◆ **Document section**
↓↓↓

Phuket is Thailand’s largest island,
approximately the size of Singapore.
It is situated off the west coast of
Thailand in the Andaman Sea.
Phuket enjoys great popularity as a travel destination. Most beaches are on the west coast, with Phuket Town to the south-east and the airport in the north.
Phuket nestles in balmy Andaman Sea waters on Thailand’s Indian Ocean coastline 862 kilometres south of Bangkok.
Phuket formerly derives its wealth from tin and rubber, and enjoyed a rich and colourful history. The island was on one of the major trading routes between India and China, and was frequently mentioned in foreign trader’s ship logs.
Phuket is hot and humid throughout the year. The high season is generally considered to be from November to May. During the summer monsoon season, mornings and afternoons are still sunny and clear, but it tends to rain in the evenings and water clarity goes down. Locals consider May to October the "cool" season, and the weather is quite tolerable, much more so than in the tourism centers around the Gulf coast. It's comparable to Florida's summer weather in temperature and intensity of rain storms: 25-33 deg C, flying clouds, short and thunderous rainfalls in the afternoons and evenings. Surfing is possible off the western beaches.

↑↑↑

◆ **Records for this exercise**

↓↓↓

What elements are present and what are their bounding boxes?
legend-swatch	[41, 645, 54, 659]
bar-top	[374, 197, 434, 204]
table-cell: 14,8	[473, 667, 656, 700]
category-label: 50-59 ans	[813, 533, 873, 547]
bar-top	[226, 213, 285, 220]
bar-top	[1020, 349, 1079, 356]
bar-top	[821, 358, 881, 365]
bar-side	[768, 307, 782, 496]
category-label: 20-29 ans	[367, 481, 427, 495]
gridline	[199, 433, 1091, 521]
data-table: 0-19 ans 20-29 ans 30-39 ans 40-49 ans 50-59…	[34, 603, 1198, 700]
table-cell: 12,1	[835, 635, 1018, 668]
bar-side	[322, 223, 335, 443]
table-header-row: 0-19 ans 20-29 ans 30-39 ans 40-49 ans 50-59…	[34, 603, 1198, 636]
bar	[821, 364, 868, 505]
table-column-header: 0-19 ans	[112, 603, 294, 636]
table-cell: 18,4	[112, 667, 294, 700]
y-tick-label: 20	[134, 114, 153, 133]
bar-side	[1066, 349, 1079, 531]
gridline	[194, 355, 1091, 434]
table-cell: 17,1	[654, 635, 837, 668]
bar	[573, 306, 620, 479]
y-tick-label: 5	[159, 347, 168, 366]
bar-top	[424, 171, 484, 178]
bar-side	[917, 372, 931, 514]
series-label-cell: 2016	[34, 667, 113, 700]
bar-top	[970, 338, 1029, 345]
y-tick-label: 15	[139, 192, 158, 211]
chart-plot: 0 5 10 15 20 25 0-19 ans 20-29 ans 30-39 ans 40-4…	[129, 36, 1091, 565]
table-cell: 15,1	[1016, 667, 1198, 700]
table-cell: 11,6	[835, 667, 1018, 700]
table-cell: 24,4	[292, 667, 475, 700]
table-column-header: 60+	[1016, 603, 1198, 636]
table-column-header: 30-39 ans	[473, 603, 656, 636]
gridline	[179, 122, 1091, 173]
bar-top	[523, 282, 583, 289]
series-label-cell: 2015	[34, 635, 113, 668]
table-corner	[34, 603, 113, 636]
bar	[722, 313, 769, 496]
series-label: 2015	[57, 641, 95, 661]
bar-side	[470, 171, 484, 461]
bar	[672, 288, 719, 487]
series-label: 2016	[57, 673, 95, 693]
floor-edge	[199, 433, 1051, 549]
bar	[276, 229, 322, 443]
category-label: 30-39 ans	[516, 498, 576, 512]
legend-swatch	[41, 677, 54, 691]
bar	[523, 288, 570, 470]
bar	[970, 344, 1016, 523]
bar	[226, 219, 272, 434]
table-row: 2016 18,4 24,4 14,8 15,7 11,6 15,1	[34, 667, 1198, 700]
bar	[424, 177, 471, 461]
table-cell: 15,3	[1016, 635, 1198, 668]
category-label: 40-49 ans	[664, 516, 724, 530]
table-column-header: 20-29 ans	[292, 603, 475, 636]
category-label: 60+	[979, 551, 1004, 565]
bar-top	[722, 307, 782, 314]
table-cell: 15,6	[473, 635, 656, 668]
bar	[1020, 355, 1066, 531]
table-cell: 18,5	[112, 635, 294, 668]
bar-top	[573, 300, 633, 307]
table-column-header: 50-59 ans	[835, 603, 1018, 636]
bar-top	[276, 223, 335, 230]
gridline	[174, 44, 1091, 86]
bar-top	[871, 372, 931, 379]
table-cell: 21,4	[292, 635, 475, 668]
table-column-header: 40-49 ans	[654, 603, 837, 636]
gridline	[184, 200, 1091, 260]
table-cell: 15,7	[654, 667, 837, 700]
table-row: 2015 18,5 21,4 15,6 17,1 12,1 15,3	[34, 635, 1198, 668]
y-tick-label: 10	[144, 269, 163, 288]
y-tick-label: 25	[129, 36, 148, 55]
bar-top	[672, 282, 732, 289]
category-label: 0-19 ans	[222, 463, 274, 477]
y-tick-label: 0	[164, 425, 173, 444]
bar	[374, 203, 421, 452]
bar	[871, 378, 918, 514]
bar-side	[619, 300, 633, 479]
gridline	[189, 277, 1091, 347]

↑↑↑

◆ **Problems**
(a) Edit the entries from their first line through the line containing "677, 54, 691]", inclusive, changing "legend-swatch" to "legend-key" and leaving everything else as it is.
(b) Continue the passage on Phuket from the point where it stops.
The passage on Phuket and the entries have nothing to do with each other.

◆ **Final results**
(a)
What elements are present and what are their bounding boxes?
legend-key	[41, 645, 54, 659]
bar-top	[374, 197, 434, 204]
table-cell: 14,8	[473, 667, 656, 700]
category-label: 50-59 ans	[813, 533, 873, 547]
bar-top	[226, 213, 285, 220]
bar-top	[1020, 349, 1079, 356]
bar-top	[821, 358, 881, 365]
bar-side	[768, 307, 782, 496]
category-label: 20-29 ans	[367, 481, 427, 495]
gridline	[199, 433, 1091, 521]
data-table: 0-19 ans 20-29 ans 30-39 ans 40-49 ans 50-59…	[34, 603, 1198, 700]
table-cell: 12,1	[835, 635, 1018, 668]
bar-side	[322, 223, 335, 443]
table-header-row: 0-19 ans 20-29 ans 30-39 ans 40-49 ans 50-59…	[34, 603, 1198, 636]
bar	[821, 364, 868, 505]
table-column-header: 0-19 ans	[112, 603, 294, 636]
table-cell: 18,4	[112, 667, 294, 700]
y-tick-label: 20	[134, 114, 153, 133]
bar-side	[1066, 349, 1079, 531]
gridline	[194, 355, 1091, 434]
table-cell: 17,1	[654, 635, 837, 668]
bar	[573, 306, 620, 479]
y-tick-label: 5	[159, 347, 168, 366]
bar-top	[424, 171, 484, 178]
bar-side	[917, 372, 931, 514]
series-label-cell: 2016	[34, 667, 113, 700]
bar-top	[970, 338, 1029, 345]
y-tick-label: 15	[139, 192, 158, 211]
chart-plot: 0 5 10 15 20 25 0-19 ans 20-29 ans 30-39 ans 40-4…	[129, 36, 1091, 565]
table-cell: 15,1	[1016, 667, 1198, 700]
table-cell: 11,6	[835, 667, 1018, 700]
table-cell: 24,4	[292, 667, 475, 700]
table-column-header: 60+	[1016, 603, 1198, 636]
table-column-header: 30-39 ans	[473, 603, 656, 636]
gridline	[179, 122, 1091, 173]
bar-top	[523, 282, 583, 289]
series-label-cell: 2015	[34, 635, 113, 668]
table-corner	[34, 603, 113, 636]
bar	[722, 313, 769, 496]
series-label: 2015	[57, 641, 95, 661]
bar-side	[470, 171, 484, 461]
bar	[672, 288, 719, 487]
series-label: 2016	[57, 673, 95, 693]
floor-edge	[199, 433, 1051, 549]
bar	[276, 229, 322, 443]
category-label: 30-39 ans	[516, 498, 576, 512]
legend-key	[41, 677, 54, 691]

(b)
Phuket is a melting pot of Buddhists, Thai-Chinese, Muslims and even sea gypsies. The majority of the population in the rural areas is Muslim. Phang-nga however, does not suffer from any religious tension and the folk live in peace and harmony. Outside of the provincial town, the rural folk speak with a thick Southern dialect which is difficult for even other Thais to understand. The provincial town’s economy having boomed over the past decade has lead to a lot of the youngsters leading similar lives to those in Bangkok. Altogether, the lifestyle of the urban Thai-Chinese resembles that of Bankokians.
Festivals and Events:
Phuket Vegetarian Festival: an annual event held during the ninth lunar month of the Chinese calendar. It is believed that the vegetarian festival and its accompanying sacred rituals bestow good fortune upon those who religiously observe this rite. During this time, local residents of Chinese ancestry strictly observe a 10-day vegetarian or vegan diet for the purposes of spiritual cleansing and merit-making. Sacred rituals are performed at various Chinese shrines and temples and ascetic displays such as walking barefooted over hot coals and ascending ladders with bladed rungs are performed by entranced devotees known as "Ma Song".
Thao Thepkrasattri and Thao Sisunthon Fair: is held on March 13 every year to commemorate the two great heroines who rallied the Thalang people to repel Burmese invaders. Many activities and celebrations are organised.
Seafood Festival: held around May yearly, is designed to publicise the delicious seafood of Phuket and attract visitors during the rainy season. Activities include a Marine Tourism Resources Parade, seafood stalls, demonstrations of regional cuisines and cultural shows.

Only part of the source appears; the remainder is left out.